Reproduce the records below exactly, leaving out any pictures.

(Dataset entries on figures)
--------------------------------
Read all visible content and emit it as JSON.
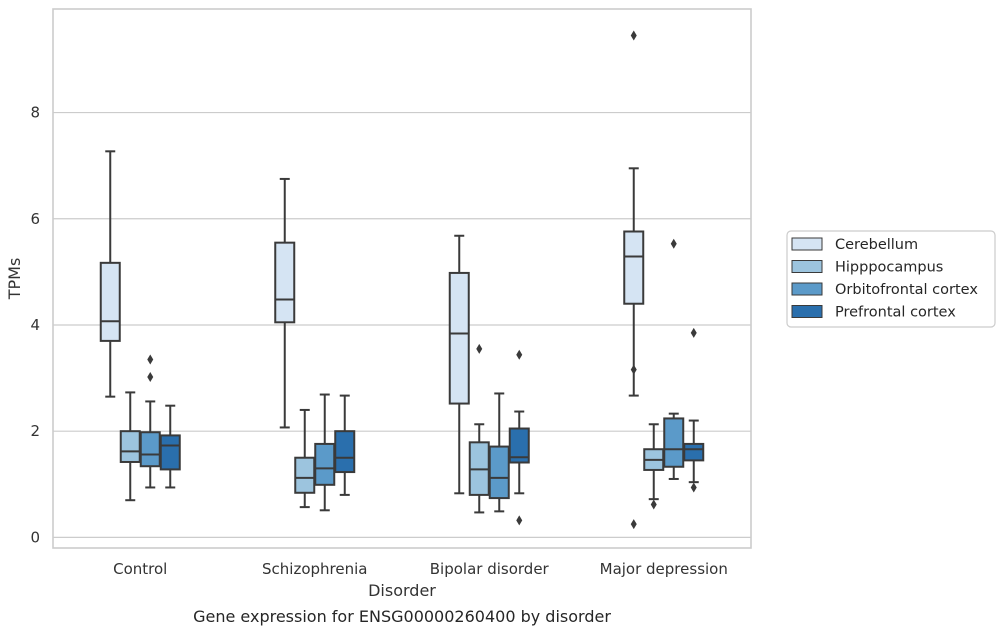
{
  "chart_data": {
    "type": "box",
    "caption": "Gene expression for ENSG00000260400 by disorder",
    "xlabel": "Disorder",
    "ylabel": "TPMs",
    "ylim": [
      -0.2,
      9.95
    ],
    "yticks": [
      0,
      2,
      4,
      6,
      8
    ],
    "grid": true,
    "legend_position": "right",
    "categories": [
      "Control",
      "Schizophrenia",
      "Bipolar disorder",
      "Major depression"
    ],
    "series": [
      {
        "name": "Cerebellum",
        "color": "#d5e4f3",
        "boxes": [
          {
            "whislo": 2.65,
            "q1": 3.7,
            "med": 4.07,
            "q3": 5.17,
            "whishi": 7.27,
            "fliers": []
          },
          {
            "whislo": 2.07,
            "q1": 4.05,
            "med": 4.48,
            "q3": 5.55,
            "whishi": 6.75,
            "fliers": []
          },
          {
            "whislo": 0.83,
            "q1": 2.52,
            "med": 3.84,
            "q3": 4.98,
            "whishi": 5.68,
            "fliers": []
          },
          {
            "whislo": 2.67,
            "q1": 4.4,
            "med": 5.29,
            "q3": 5.76,
            "whishi": 6.95,
            "fliers": [
              9.45,
              3.16,
              0.25
            ]
          }
        ]
      },
      {
        "name": "Hipppocampus",
        "color": "#9cc4de",
        "boxes": [
          {
            "whislo": 0.7,
            "q1": 1.42,
            "med": 1.62,
            "q3": 2.0,
            "whishi": 2.73,
            "fliers": []
          },
          {
            "whislo": 0.57,
            "q1": 0.84,
            "med": 1.12,
            "q3": 1.5,
            "whishi": 2.4,
            "fliers": []
          },
          {
            "whislo": 0.47,
            "q1": 0.8,
            "med": 1.28,
            "q3": 1.79,
            "whishi": 2.13,
            "fliers": [
              3.55
            ]
          },
          {
            "whislo": 0.72,
            "q1": 1.27,
            "med": 1.46,
            "q3": 1.66,
            "whishi": 2.13,
            "fliers": [
              0.62
            ]
          }
        ]
      },
      {
        "name": "Orbitofrontal cortex",
        "color": "#5b9ac9",
        "boxes": [
          {
            "whislo": 0.94,
            "q1": 1.34,
            "med": 1.56,
            "q3": 1.98,
            "whishi": 2.56,
            "fliers": [
              3.35,
              3.02
            ]
          },
          {
            "whislo": 0.51,
            "q1": 0.99,
            "med": 1.3,
            "q3": 1.76,
            "whishi": 2.69,
            "fliers": []
          },
          {
            "whislo": 0.49,
            "q1": 0.74,
            "med": 1.12,
            "q3": 1.71,
            "whishi": 2.71,
            "fliers": []
          },
          {
            "whislo": 1.1,
            "q1": 1.33,
            "med": 1.66,
            "q3": 2.24,
            "whishi": 2.33,
            "fliers": [
              5.53
            ]
          }
        ]
      },
      {
        "name": "Prefrontal cortex",
        "color": "#2a6fad",
        "boxes": [
          {
            "whislo": 0.94,
            "q1": 1.28,
            "med": 1.73,
            "q3": 1.92,
            "whishi": 2.48,
            "fliers": []
          },
          {
            "whislo": 0.8,
            "q1": 1.23,
            "med": 1.5,
            "q3": 2.0,
            "whishi": 2.67,
            "fliers": []
          },
          {
            "whislo": 0.83,
            "q1": 1.41,
            "med": 1.51,
            "q3": 2.05,
            "whishi": 2.37,
            "fliers": [
              3.44,
              0.32
            ]
          },
          {
            "whislo": 1.04,
            "q1": 1.45,
            "med": 1.66,
            "q3": 1.76,
            "whishi": 2.2,
            "fliers": [
              3.85,
              0.94
            ]
          }
        ]
      }
    ],
    "colors": {
      "grid": "#cccccc",
      "axes_border": "#cccccc",
      "box_edge": "#3a3a3a"
    }
  }
}
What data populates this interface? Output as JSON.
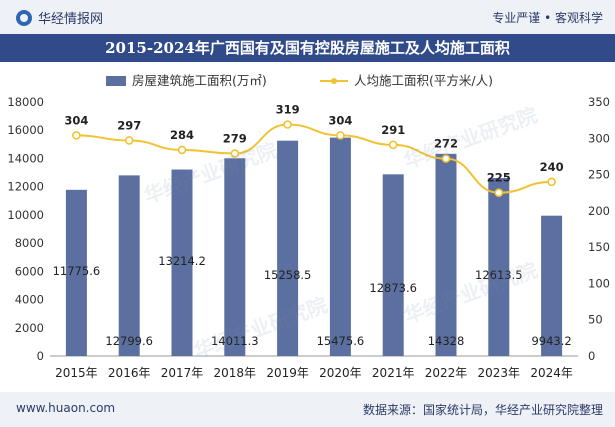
{
  "brand": {
    "name": "华经情报网",
    "slogan": "专业严谨 • 客观科学"
  },
  "footer": {
    "url": "www.huaon.com",
    "source": "数据来源：国家统计局，华经产业研究院整理"
  },
  "watermark": "华经产业研究院",
  "colors": {
    "bar": "#5b6fa0",
    "line": "#f1c232",
    "header": "#304a8a"
  },
  "chart_data": {
    "type": "bar",
    "title": "2015-2024年广西国有及国有控股房屋施工及人均施工面积",
    "categories": [
      "2015年",
      "2016年",
      "2017年",
      "2018年",
      "2019年",
      "2020年",
      "2021年",
      "2022年",
      "2023年",
      "2024年"
    ],
    "series": [
      {
        "name": "房屋建筑施工面积(万㎡)",
        "type": "bar",
        "axis": "left",
        "values": [
          11775.6,
          12799.6,
          13214.2,
          14011.3,
          15258.5,
          15475.6,
          12873.6,
          14328,
          12613.5,
          9943.2
        ],
        "labels": [
          "11775.6",
          "12799.6",
          "13214.2",
          "14011.3",
          "15258.5",
          "15475.6",
          "12873.6",
          "14328",
          "12613.5",
          "9943.2"
        ]
      },
      {
        "name": "人均施工面积(平方米/人)",
        "type": "line",
        "axis": "right",
        "values": [
          304,
          297,
          284,
          279,
          319,
          304,
          291,
          272,
          225,
          240
        ],
        "labels": [
          "304",
          "297",
          "284",
          "279",
          "319",
          "304",
          "291",
          "272",
          "225",
          "240"
        ]
      }
    ],
    "y_left": {
      "min": 0,
      "max": 18000,
      "ticks": [
        "0",
        "2000",
        "4000",
        "6000",
        "8000",
        "10000",
        "12000",
        "14000",
        "16000",
        "18000"
      ]
    },
    "y_right": {
      "min": 0,
      "max": 350,
      "ticks": [
        "0",
        "50",
        "100",
        "150",
        "200",
        "250",
        "300",
        "350"
      ]
    }
  }
}
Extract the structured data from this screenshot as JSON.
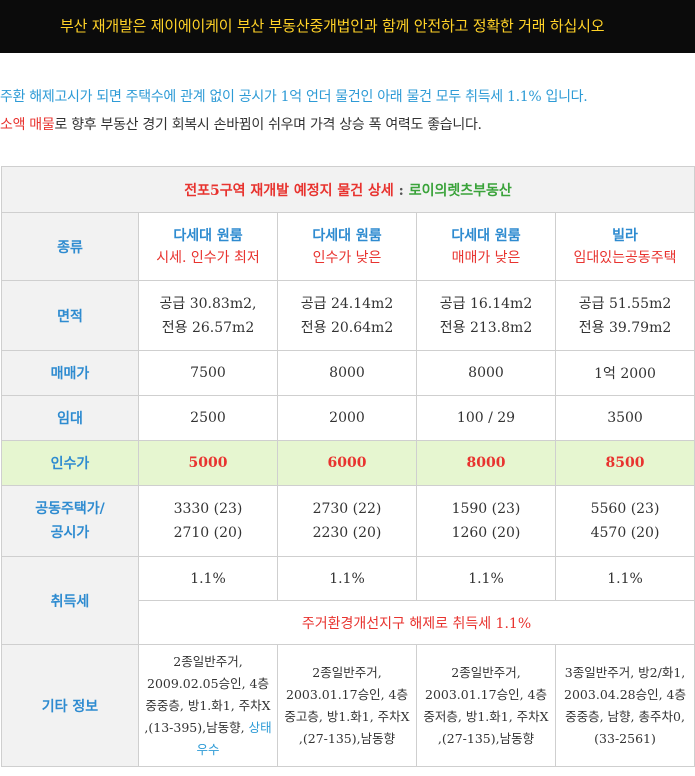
--------------------------------
REPLY TO THE EXERCISE ▸
Read all visible content and emit it as JSON.
{
  "chart_data": {
    "type": "box",
    "caption": "Gene expression for ENSG00000260400 by disorder",
    "xlabel": "Disorder",
    "ylabel": "TPMs",
    "ylim": [
      -0.2,
      9.95
    ],
    "yticks": [
      0,
      2,
      4,
      6,
      8
    ],
    "grid": true,
    "legend_position": "right",
    "categories": [
      "Control",
      "Schizophrenia",
      "Bipolar disorder",
      "Major depression"
    ],
    "series": [
      {
        "name": "Cerebellum",
        "color": "#d5e4f3",
        "boxes": [
          {
            "whislo": 2.65,
            "q1": 3.7,
            "med": 4.07,
            "q3": 5.17,
            "whishi": 7.27,
            "fliers": []
          },
          {
            "whislo": 2.07,
            "q1": 4.05,
            "med": 4.48,
            "q3": 5.55,
            "whishi": 6.75,
            "fliers": []
          },
          {
            "whislo": 0.83,
            "q1": 2.52,
            "med": 3.84,
            "q3": 4.98,
            "whishi": 5.68,
            "fliers": []
          },
          {
            "whislo": 2.67,
            "q1": 4.4,
            "med": 5.29,
            "q3": 5.76,
            "whishi": 6.95,
            "fliers": [
              9.45,
              3.16,
              0.25
            ]
          }
        ]
      },
      {
        "name": "Hipppocampus",
        "color": "#9cc4de",
        "boxes": [
          {
            "whislo": 0.7,
            "q1": 1.42,
            "med": 1.62,
            "q3": 2.0,
            "whishi": 2.73,
            "fliers": []
          },
          {
            "whislo": 0.57,
            "q1": 0.84,
            "med": 1.12,
            "q3": 1.5,
            "whishi": 2.4,
            "fliers": []
          },
          {
            "whislo": 0.47,
            "q1": 0.8,
            "med": 1.28,
            "q3": 1.79,
            "whishi": 2.13,
            "fliers": [
              3.55
            ]
          },
          {
            "whislo": 0.72,
            "q1": 1.27,
            "med": 1.46,
            "q3": 1.66,
            "whishi": 2.13,
            "fliers": [
              0.62
            ]
          }
        ]
      },
      {
        "name": "Orbitofrontal cortex",
        "color": "#5b9ac9",
        "boxes": [
          {
            "whislo": 0.94,
            "q1": 1.34,
            "med": 1.56,
            "q3": 1.98,
            "whishi": 2.56,
            "fliers": [
              3.35,
              3.02
            ]
          },
          {
            "whislo": 0.51,
            "q1": 0.99,
            "med": 1.3,
            "q3": 1.76,
            "whishi": 2.69,
            "fliers": []
          },
          {
            "whislo": 0.49,
            "q1": 0.74,
            "med": 1.12,
            "q3": 1.71,
            "whishi": 2.71,
            "fliers": []
          },
          {
            "whislo": 1.1,
            "q1": 1.33,
            "med": 1.66,
            "q3": 2.24,
            "whishi": 2.33,
            "fliers": [
              5.53
            ]
          }
        ]
      },
      {
        "name": "Prefrontal cortex",
        "color": "#2a6fad",
        "boxes": [
          {
            "whislo": 0.94,
            "q1": 1.28,
            "med": 1.73,
            "q3": 1.92,
            "whishi": 2.48,
            "fliers": []
          },
          {
            "whislo": 0.8,
            "q1": 1.23,
            "med": 1.5,
            "q3": 2.0,
            "whishi": 2.67,
            "fliers": []
          },
          {
            "whislo": 0.83,
            "q1": 1.41,
            "med": 1.51,
            "q3": 2.05,
            "whishi": 2.37,
            "fliers": [
              3.44,
              0.32
            ]
          },
          {
            "whislo": 1.04,
            "q1": 1.45,
            "med": 1.66,
            "q3": 1.76,
            "whishi": 2.2,
            "fliers": [
              3.85,
              0.94
            ]
          }
        ]
      }
    ],
    "colors": {
      "grid": "#cccccc",
      "axes_border": "#cccccc",
      "box_edge": "#3a3a3a"
    }
  }
}
What data populates this interface? Output as JSON.
{
  "brand": {
    "name": "华经情报网",
    "slogan": "专业严谨 • 客观科学"
  },
  "footer": {
    "url": "www.huaon.com",
    "source": "数据来源：国家统计局，华经产业研究院整理"
  },
  "watermark": "华经产业研究院",
  "colors": {
    "bar": "#5b6fa0",
    "line": "#f1c232",
    "header": "#304a8a"
  },
  "chart_data": {
    "type": "bar",
    "title": "2015-2024年广西国有及国有控股房屋施工及人均施工面积",
    "categories": [
      "2015年",
      "2016年",
      "2017年",
      "2018年",
      "2019年",
      "2020年",
      "2021年",
      "2022年",
      "2023年",
      "2024年"
    ],
    "series": [
      {
        "name": "房屋建筑施工面积(万㎡)",
        "type": "bar",
        "axis": "left",
        "values": [
          11775.6,
          12799.6,
          13214.2,
          14011.3,
          15258.5,
          15475.6,
          12873.6,
          14328,
          12613.5,
          9943.2
        ],
        "labels": [
          "11775.6",
          "12799.6",
          "13214.2",
          "14011.3",
          "15258.5",
          "15475.6",
          "12873.6",
          "14328",
          "12613.5",
          "9943.2"
        ]
      },
      {
        "name": "人均施工面积(平方米/人)",
        "type": "line",
        "axis": "right",
        "values": [
          304,
          297,
          284,
          279,
          319,
          304,
          291,
          272,
          225,
          240
        ],
        "labels": [
          "304",
          "297",
          "284",
          "279",
          "319",
          "304",
          "291",
          "272",
          "225",
          "240"
        ]
      }
    ],
    "y_left": {
      "min": 0,
      "max": 18000,
      "ticks": [
        "0",
        "2000",
        "4000",
        "6000",
        "8000",
        "10000",
        "12000",
        "14000",
        "16000",
        "18000"
      ]
    },
    "y_right": {
      "min": 0,
      "max": 350,
      "ticks": [
        "0",
        "50",
        "100",
        "150",
        "200",
        "250",
        "300",
        "350"
      ]
    }
  }
}
Extract the structured data from this screenshot as JSON.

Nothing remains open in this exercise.